:: DATA IN THIS EXERCISE

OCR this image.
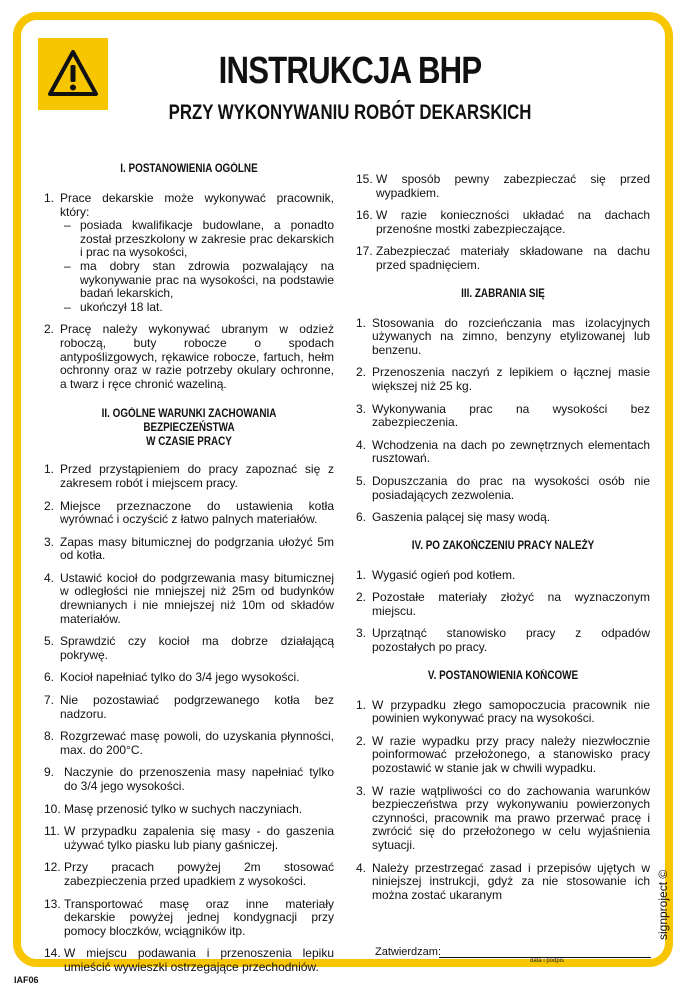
INSTRUKCJA BHP
PRZY WYKONYWANIU ROBÓT DEKARSKICH
I. POSTANOWIENIA OGÓLNE
1. Prace dekarskie może wykonywać pracownik, który:
– posiada kwalifikacje budowlane, a ponadto został przeszkolony w zakresie prac dekarskich i prac na wysokości,
– ma dobry stan zdrowia pozwalający na wykonywanie prac na wysokości, na podstawie badań lekarskich,
– ukończył 18 lat.
2. Pracę należy wykonywać ubranym w odzież roboczą, buty robocze o spodach antypoślizgowych, rękawice robocze, fartuch, hełm ochronny oraz w razie potrzeby okulary ochronne, a twarz i ręce chronić wazeliną.
II. OGÓLNE WARUNKI ZACHOWANIA BEZPIECZEŃSTWA
W CZASIE PRACY
1. Przed przystąpieniem do pracy zapoznać się z zakresem robót i miejscem pracy.
2. Miejsce przeznaczone do ustawienia kotła wyrównać i oczyścić z łatwo palnych materiałów.
3. Zapas masy bitumicznej do podgrzania ułożyć 5m od kotła.
4. Ustawić kocioł do podgrzewania masy bitumicznej w odległości nie mniejszej niż 25m od budynków drewnianych i nie mniejszej niż 10m od składów materiałów.
5. Sprawdzić czy kocioł ma dobrze działającą pokrywę.
6. Kocioł napełniać tylko do 3/4 jego wysokości.
7. Nie pozostawiać podgrzewanego kotła bez nadzoru.
8. Rozgrzewać masę powoli, do uzyskania płynności, max. do 200°C.
9. Naczynie do przenoszenia masy napełniać tylko do 3/4 jego wysokości.
10. Masę przenosić tylko w suchych naczyniach.
11. W przypadku zapalenia się masy - do gaszenia używać tylko piasku lub piany gaśniczej.
12. Przy pracach powyżej 2m stosować zabezpieczenia przed upadkiem z wysokości.
13. Transportować masę oraz inne materiały dekarskie powyżej jednej kondygnacji przy pomocy bloczków, wciągników itp.
14. W miejscu podawania i przenoszenia lepiku umieścić wywieszki ostrzegające przechodniów.
15. W sposób pewny zabezpieczać się przed wypadkiem.
16. W razie konieczności układać na dachach przenośne mostki zabezpieczające.
17. Zabezpieczać materiały składowane na dachu przed spadnięciem.
III. ZABRANIA SIĘ
1. Stosowania do rozcieńczania mas izolacyjnych używanych na zimno, benzyny etylizowanej lub benzenu.
2. Przenoszenia naczyń z lepikiem o łącznej masie większej niż 25 kg.
3. Wykonywania prac na wysokości bez zabezpieczenia.
4. Wchodzenia na dach po zewnętrznych elementach rusztowań.
5. Dopuszczania do prac na wysokości osób nie posiadających zezwolenia.
6. Gaszenia palącej się masy wodą.
IV. PO ZAKOŃCZENIU PRACY NALEŻY
1. Wygasić ogień pod kotłem.
2. Pozostałe materiały złożyć na wyznaczonym miejscu.
3. Uprzątnąć stanowisko pracy z odpadów pozostałych po pracy.
V. POSTANOWIENIA KOŃCOWE
1. W przypadku złego samopoczucia pracownik nie powinien wykonywać pracy na wysokości.
2. W razie wypadku przy pracy należy niezwłocznie poinformować przełożonego, a stanowisko pracy pozostawić w stanie jak w chwili wypadku.
3. W razie wątpliwości co do zachowania warunków bezpieczeństwa przy wykonywaniu powierzonych czynności, pracownik ma prawo przerwać pracę i zwrócić się do przełożonego w celu wyjaśnienia sytuacji.
4. Należy przestrzegać zasad i przepisów ujętych w niniejszej instrukcji, gdyż za nie stosowanie ich można zostać ukaranym
Zatwierdzam:
data i podpis
signproject ©
IAF06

::::

## WHAT YOU WILL DO
Reproduce the full listing above verbatim, with no pictures included.

## RESPONSE FOR THIS EXERCISE
OCR this image.
INSTRUKCJA BHP
PRZY WYKONYWANIU ROBÓT DEKARSKICH
I. POSTANOWIENIA OGÓLNE
1. Prace dekarskie może wykonywać pracownik, który:
– posiada kwalifikacje budowlane, a ponadto został przeszkolony w zakresie prac dekarskich i prac na wysokości,
– ma dobry stan zdrowia pozwalający na wykonywanie prac na wysokości, na podstawie badań lekarskich,
– ukończył 18 lat.
2. Pracę należy wykonywać ubranym w odzież roboczą, buty robocze o spodach antypoślizgowych, rękawice robocze, fartuch, hełm ochronny oraz w razie potrzeby okulary ochronne, a twarz i ręce chronić wazeliną.
II. OGÓLNE WARUNKI ZACHOWANIA BEZPIECZEŃSTWA
W CZASIE PRACY
1. Przed przystąpieniem do pracy zapoznać się z zakresem robót i miejscem pracy.
2. Miejsce przeznaczone do ustawienia kotła wyrównać i oczyścić z łatwo palnych materiałów.
3. Zapas masy bitumicznej do podgrzania ułożyć 5m od kotła.
4. Ustawić kocioł do podgrzewania masy bitumicznej w odległości nie mniejszej niż 25m od budynków drewnianych i nie mniejszej niż 10m od składów materiałów.
5. Sprawdzić czy kocioł ma dobrze działającą pokrywę.
6. Kocioł napełniać tylko do 3/4 jego wysokości.
7. Nie pozostawiać podgrzewanego kotła bez nadzoru.
8. Rozgrzewać masę powoli, do uzyskania płynności, max. do 200°C.
9. Naczynie do przenoszenia masy napełniać tylko do 3/4 jego wysokości.
10. Masę przenosić tylko w suchych naczyniach.
11. W przypadku zapalenia się masy - do gaszenia używać tylko piasku lub piany gaśniczej.
12. Przy pracach powyżej 2m stosować zabezpieczenia przed upadkiem z wysokości.
13. Transportować masę oraz inne materiały dekarskie powyżej jednej kondygnacji przy pomocy bloczków, wciągników itp.
14. W miejscu podawania i przenoszenia lepiku umieścić wywieszki ostrzegające przechodniów.
15. W sposób pewny zabezpieczać się przed wypadkiem.
16. W razie konieczności układać na dachach przenośne mostki zabezpieczające.
17. Zabezpieczać materiały składowane na dachu przed spadnięciem.
III. ZABRANIA SIĘ
1. Stosowania do rozcieńczania mas izolacyjnych używanych na zimno, benzyny etylizowanej lub benzenu.
2. Przenoszenia naczyń z lepikiem o łącznej masie większej niż 25 kg.
3. Wykonywania prac na wysokości bez zabezpieczenia.
4. Wchodzenia na dach po zewnętrznych elementach rusztowań.
5. Dopuszczania do prac na wysokości osób nie posiadających zezwolenia.
6. Gaszenia palącej się masy wodą.
IV. PO ZAKOŃCZENIU PRACY NALEŻY
1. Wygasić ogień pod kotłem.
2. Pozostałe materiały złożyć na wyznaczonym miejscu.
3. Uprzątnąć stanowisko pracy z odpadów pozostałych po pracy.
V. POSTANOWIENIA KOŃCOWE
1. W przypadku złego samopoczucia pracownik nie powinien wykonywać pracy na wysokości.
2. W razie wypadku przy pracy należy niezwłocznie poinformować przełożonego, a stanowisko pracy pozostawić w stanie jak w chwili wypadku.
3. W razie wątpliwości co do zachowania warunków bezpieczeństwa przy wykonywaniu powierzonych czynności, pracownik ma prawo przerwać pracę i zwrócić się do przełożonego w celu wyjaśnienia sytuacji.
4. Należy przestrzegać zasad i przepisów ujętych w niniejszej instrukcji, gdyż za nie stosowanie ich można zostać ukaranym
Zatwierdzam:
data i podpis
signproject ©
IAF06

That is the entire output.